> _Data section_
»»

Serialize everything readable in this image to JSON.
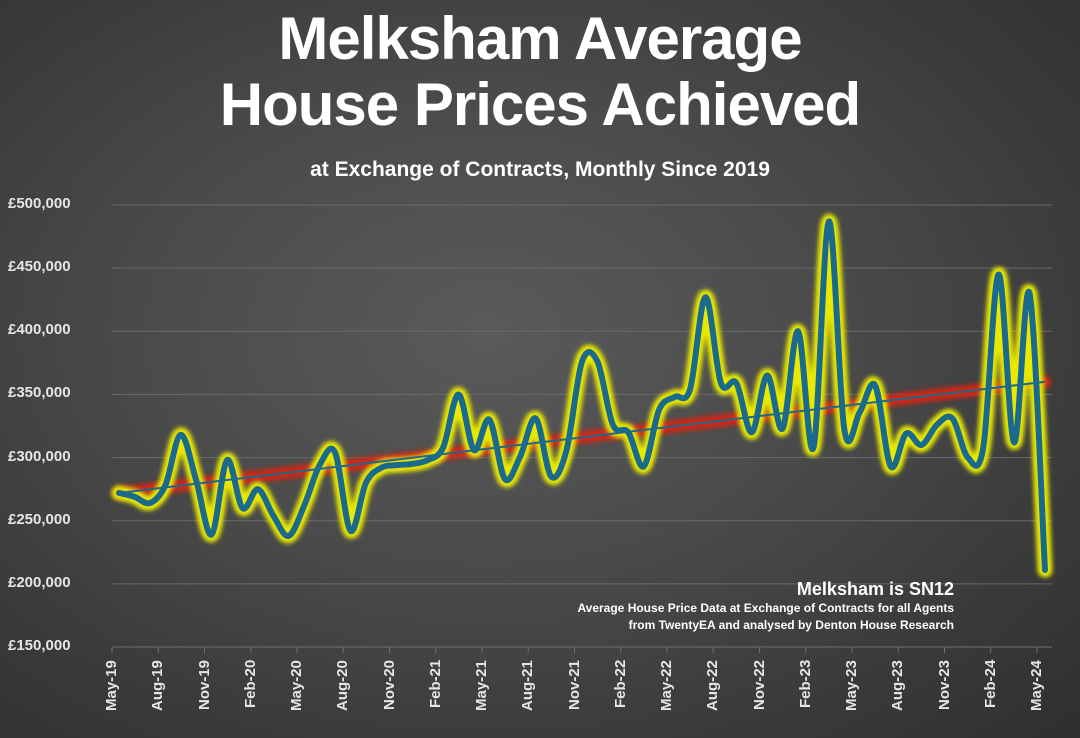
{
  "chart_data": {
    "type": "line",
    "title": "Melksham Average House Prices Achieved",
    "title_lines": [
      "Melksham Average",
      "House Prices Achieved"
    ],
    "subtitle": "at Exchange of Contracts, Monthly Since 2019",
    "xlabel": "",
    "ylabel": "",
    "ylim": [
      150000,
      500000
    ],
    "y_ticks": [
      500000,
      450000,
      400000,
      350000,
      300000,
      250000,
      200000,
      150000
    ],
    "y_tick_labels": [
      "£500,000",
      "£450,000",
      "£400,000",
      "£350,000",
      "£300,000",
      "£250,000",
      "£200,000",
      "£150,000"
    ],
    "x_tick_labels": [
      "May-19",
      "Aug-19",
      "Nov-19",
      "Feb-20",
      "May-20",
      "Aug-20",
      "Nov-20",
      "Feb-21",
      "May-21",
      "Aug-21",
      "Nov-21",
      "Feb-22",
      "May-22",
      "Aug-22",
      "Nov-22",
      "Feb-23",
      "May-23",
      "Aug-23",
      "Nov-23",
      "Feb-24",
      "May-24"
    ],
    "grid": true,
    "series": [
      {
        "name": "Average House Price",
        "color": "#1a6a8e",
        "glow_color": "#e8e800",
        "values": [
          272000,
          269000,
          264000,
          278000,
          318000,
          282000,
          239000,
          298000,
          260000,
          275000,
          254000,
          238000,
          262000,
          294000,
          304000,
          242000,
          280000,
          292000,
          294000,
          295000,
          298000,
          308000,
          350000,
          306000,
          330000,
          283000,
          301000,
          331000,
          285000,
          306000,
          376000,
          376000,
          326000,
          320000,
          293000,
          338000,
          348000,
          354000,
          427000,
          359000,
          359000,
          320000,
          365000,
          323000,
          400000,
          308000,
          487000,
          322000,
          336000,
          357000,
          293000,
          319000,
          310000,
          326000,
          331000,
          300000,
          308000,
          445000,
          312000,
          430000,
          211000
        ]
      },
      {
        "name": "Linear trend",
        "color": "#1a6a8e",
        "glow_color": "#e02010",
        "values_start_end": [
          272000,
          360000
        ]
      }
    ],
    "annotations": {
      "heading": "Melksham is SN12",
      "line1": "Average House Price Data at Exchange of Contracts for all Agents",
      "line2": "from TwentyEA and analysed by Denton House Research"
    }
  }
}
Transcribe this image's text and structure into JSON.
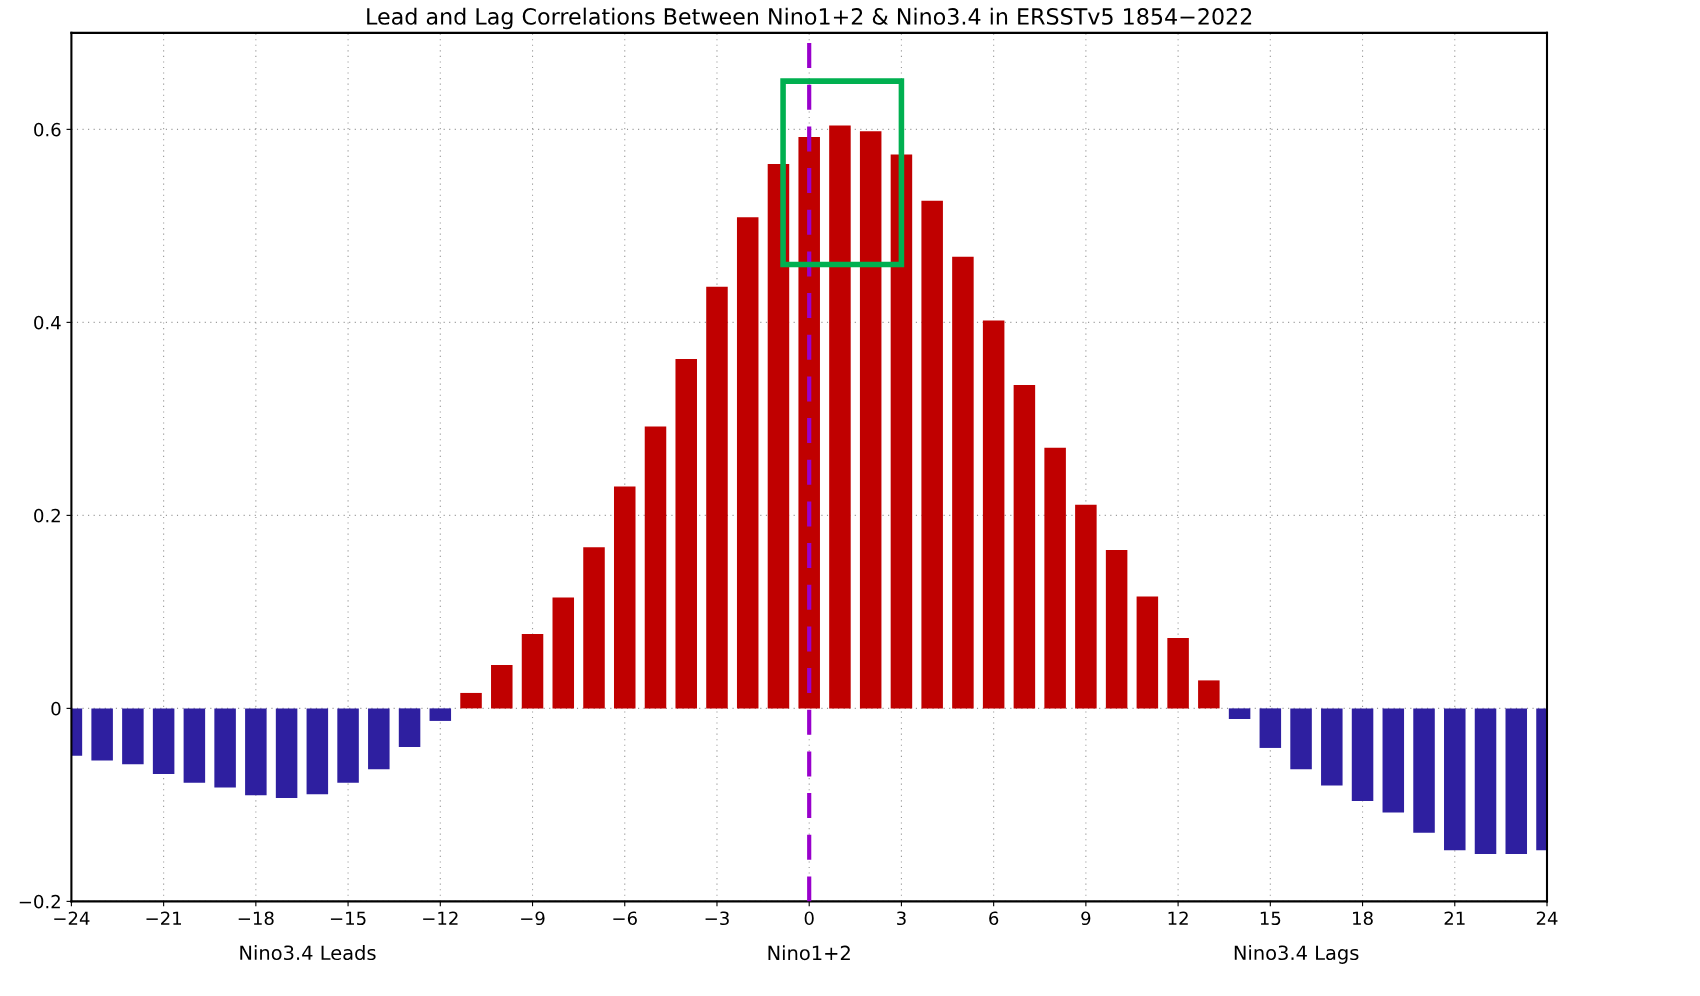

««

> _Description of the task_
Keep the pictures out of the copy and write out the data exactly as it stands.

> _Reply to the task_
Serialize everything readable in this image to JSON.
{
  "chart_data": {
    "type": "line",
    "title": "Melksham Average House Prices Achieved",
    "title_lines": [
      "Melksham Average",
      "House Prices Achieved"
    ],
    "subtitle": "at Exchange of Contracts, Monthly Since 2019",
    "xlabel": "",
    "ylabel": "",
    "ylim": [
      150000,
      500000
    ],
    "y_ticks": [
      500000,
      450000,
      400000,
      350000,
      300000,
      250000,
      200000,
      150000
    ],
    "y_tick_labels": [
      "£500,000",
      "£450,000",
      "£400,000",
      "£350,000",
      "£300,000",
      "£250,000",
      "£200,000",
      "£150,000"
    ],
    "x_tick_labels": [
      "May-19",
      "Aug-19",
      "Nov-19",
      "Feb-20",
      "May-20",
      "Aug-20",
      "Nov-20",
      "Feb-21",
      "May-21",
      "Aug-21",
      "Nov-21",
      "Feb-22",
      "May-22",
      "Aug-22",
      "Nov-22",
      "Feb-23",
      "May-23",
      "Aug-23",
      "Nov-23",
      "Feb-24",
      "May-24"
    ],
    "grid": true,
    "series": [
      {
        "name": "Average House Price",
        "color": "#1a6a8e",
        "glow_color": "#e8e800",
        "values": [
          272000,
          269000,
          264000,
          278000,
          318000,
          282000,
          239000,
          298000,
          260000,
          275000,
          254000,
          238000,
          262000,
          294000,
          304000,
          242000,
          280000,
          292000,
          294000,
          295000,
          298000,
          308000,
          350000,
          306000,
          330000,
          283000,
          301000,
          331000,
          285000,
          306000,
          376000,
          376000,
          326000,
          320000,
          293000,
          338000,
          348000,
          354000,
          427000,
          359000,
          359000,
          320000,
          365000,
          323000,
          400000,
          308000,
          487000,
          322000,
          336000,
          357000,
          293000,
          319000,
          310000,
          326000,
          331000,
          300000,
          308000,
          445000,
          312000,
          430000,
          211000
        ]
      },
      {
        "name": "Linear trend",
        "color": "#1a6a8e",
        "glow_color": "#e02010",
        "values_start_end": [
          272000,
          360000
        ]
      }
    ],
    "annotations": {
      "heading": "Melksham is SN12",
      "line1": "Average House Price Data at Exchange of Contracts for all Agents",
      "line2": "from TwentyEA and analysed by Denton House Research"
    }
  }
}
Transcribe this image's text and structure into JSON.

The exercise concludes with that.